* **Given request**
Review the lines that follow and copy each one that contains the word "Month".

* **Available records**
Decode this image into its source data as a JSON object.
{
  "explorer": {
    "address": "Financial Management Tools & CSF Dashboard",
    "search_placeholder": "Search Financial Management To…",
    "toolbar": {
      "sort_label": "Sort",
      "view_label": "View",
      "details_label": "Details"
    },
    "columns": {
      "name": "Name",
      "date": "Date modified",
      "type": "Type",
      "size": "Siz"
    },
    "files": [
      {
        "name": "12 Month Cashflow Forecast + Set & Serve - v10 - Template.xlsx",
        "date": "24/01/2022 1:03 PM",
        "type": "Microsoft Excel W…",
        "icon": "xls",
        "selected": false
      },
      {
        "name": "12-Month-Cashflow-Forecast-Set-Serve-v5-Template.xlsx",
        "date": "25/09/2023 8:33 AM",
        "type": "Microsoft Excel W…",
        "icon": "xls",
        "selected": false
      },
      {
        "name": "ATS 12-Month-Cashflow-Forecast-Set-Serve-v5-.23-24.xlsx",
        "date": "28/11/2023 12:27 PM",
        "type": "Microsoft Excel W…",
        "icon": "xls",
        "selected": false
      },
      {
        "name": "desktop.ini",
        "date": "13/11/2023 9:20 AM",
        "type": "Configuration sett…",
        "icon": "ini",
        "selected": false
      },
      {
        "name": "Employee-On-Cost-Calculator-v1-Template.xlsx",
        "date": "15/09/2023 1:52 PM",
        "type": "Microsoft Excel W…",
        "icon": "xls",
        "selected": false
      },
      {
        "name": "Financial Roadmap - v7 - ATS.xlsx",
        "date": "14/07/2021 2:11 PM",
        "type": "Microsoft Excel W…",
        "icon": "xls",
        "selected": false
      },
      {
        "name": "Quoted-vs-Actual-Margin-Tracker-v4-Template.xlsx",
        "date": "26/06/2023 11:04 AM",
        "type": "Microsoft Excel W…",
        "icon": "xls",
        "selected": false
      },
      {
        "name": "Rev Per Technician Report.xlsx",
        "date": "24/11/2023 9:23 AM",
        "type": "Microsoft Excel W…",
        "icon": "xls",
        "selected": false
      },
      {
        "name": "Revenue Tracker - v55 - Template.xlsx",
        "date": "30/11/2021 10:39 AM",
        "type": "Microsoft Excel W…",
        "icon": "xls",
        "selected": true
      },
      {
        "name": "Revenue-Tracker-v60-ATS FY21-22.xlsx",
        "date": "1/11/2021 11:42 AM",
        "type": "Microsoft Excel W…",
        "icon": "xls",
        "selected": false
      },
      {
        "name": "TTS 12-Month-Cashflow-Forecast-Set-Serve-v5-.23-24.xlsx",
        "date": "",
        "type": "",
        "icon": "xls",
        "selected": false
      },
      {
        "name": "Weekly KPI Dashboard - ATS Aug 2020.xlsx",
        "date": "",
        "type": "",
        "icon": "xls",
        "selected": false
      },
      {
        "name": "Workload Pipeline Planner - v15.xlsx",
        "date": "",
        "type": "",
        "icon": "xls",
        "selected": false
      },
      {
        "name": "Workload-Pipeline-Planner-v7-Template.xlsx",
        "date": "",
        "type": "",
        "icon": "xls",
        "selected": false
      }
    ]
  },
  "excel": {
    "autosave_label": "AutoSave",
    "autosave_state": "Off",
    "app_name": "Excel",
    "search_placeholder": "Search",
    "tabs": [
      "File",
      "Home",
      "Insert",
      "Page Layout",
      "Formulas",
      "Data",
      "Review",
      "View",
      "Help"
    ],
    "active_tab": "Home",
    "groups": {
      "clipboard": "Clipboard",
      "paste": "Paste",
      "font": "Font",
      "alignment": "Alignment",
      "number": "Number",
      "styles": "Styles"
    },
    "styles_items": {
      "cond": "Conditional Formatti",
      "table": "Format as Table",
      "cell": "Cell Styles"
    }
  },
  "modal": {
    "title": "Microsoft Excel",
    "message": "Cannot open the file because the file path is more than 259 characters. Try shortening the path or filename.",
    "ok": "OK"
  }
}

* **Written response**
        "name": "12 Month Cashflow Forecast + Set & Serve - v10 - Template.xlsx",
        "name": "12-Month-Cashflow-Forecast-Set-Serve-v5-Template.xlsx",
        "name": "ATS 12-Month-Cashflow-Forecast-Set-Serve-v5-.23-24.xlsx",
        "name": "TTS 12-Month-Cashflow-Forecast-Set-Serve-v5-.23-24.xlsx",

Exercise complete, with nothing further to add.